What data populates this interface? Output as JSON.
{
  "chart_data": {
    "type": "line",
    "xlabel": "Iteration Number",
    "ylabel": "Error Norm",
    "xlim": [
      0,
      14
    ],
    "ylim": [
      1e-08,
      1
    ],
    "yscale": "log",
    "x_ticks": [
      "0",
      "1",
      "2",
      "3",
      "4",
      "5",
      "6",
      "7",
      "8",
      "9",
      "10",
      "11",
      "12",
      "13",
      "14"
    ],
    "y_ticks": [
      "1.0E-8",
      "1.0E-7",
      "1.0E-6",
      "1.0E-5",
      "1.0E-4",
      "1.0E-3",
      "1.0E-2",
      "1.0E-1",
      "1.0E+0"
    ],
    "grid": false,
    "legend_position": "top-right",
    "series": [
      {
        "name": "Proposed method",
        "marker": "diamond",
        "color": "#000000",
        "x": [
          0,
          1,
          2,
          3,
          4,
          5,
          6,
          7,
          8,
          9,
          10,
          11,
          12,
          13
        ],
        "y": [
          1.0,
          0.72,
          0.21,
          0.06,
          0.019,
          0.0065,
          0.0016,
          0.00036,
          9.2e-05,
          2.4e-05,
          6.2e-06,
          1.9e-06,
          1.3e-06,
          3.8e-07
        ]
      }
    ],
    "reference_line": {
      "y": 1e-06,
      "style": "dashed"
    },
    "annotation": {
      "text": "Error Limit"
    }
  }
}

————————

### WRITTEN REQUEST
Write out each line of the data above again, exactly as given.

### RESULT OF THE TASK
What data populates this interface? Output as JSON.
{
  "chart_data": {
    "type": "line",
    "xlabel": "Iteration Number",
    "ylabel": "Error Norm",
    "xlim": [
      0,
      14
    ],
    "ylim": [
      1e-08,
      1
    ],
    "yscale": "log",
    "x_ticks": [
      "0",
      "1",
      "2",
      "3",
      "4",
      "5",
      "6",
      "7",
      "8",
      "9",
      "10",
      "11",
      "12",
      "13",
      "14"
    ],
    "y_ticks": [
      "1.0E-8",
      "1.0E-7",
      "1.0E-6",
      "1.0E-5",
      "1.0E-4",
      "1.0E-3",
      "1.0E-2",
      "1.0E-1",
      "1.0E+0"
    ],
    "grid": false,
    "legend_position": "top-right",
    "series": [
      {
        "name": "Proposed method",
        "marker": "diamond",
        "color": "#000000",
        "x": [
          0,
          1,
          2,
          3,
          4,
          5,
          6,
          7,
          8,
          9,
          10,
          11,
          12,
          13
        ],
        "y": [
          1.0,
          0.72,
          0.21,
          0.06,
          0.019,
          0.0065,
          0.0016,
          0.00036,
          9.2e-05,
          2.4e-05,
          6.2e-06,
          1.9e-06,
          1.3e-06,
          3.8e-07
        ]
      }
    ],
    "reference_line": {
      "y": 1e-06,
      "style": "dashed"
    },
    "annotation": {
      "text": "Error Limit"
    }
  }
}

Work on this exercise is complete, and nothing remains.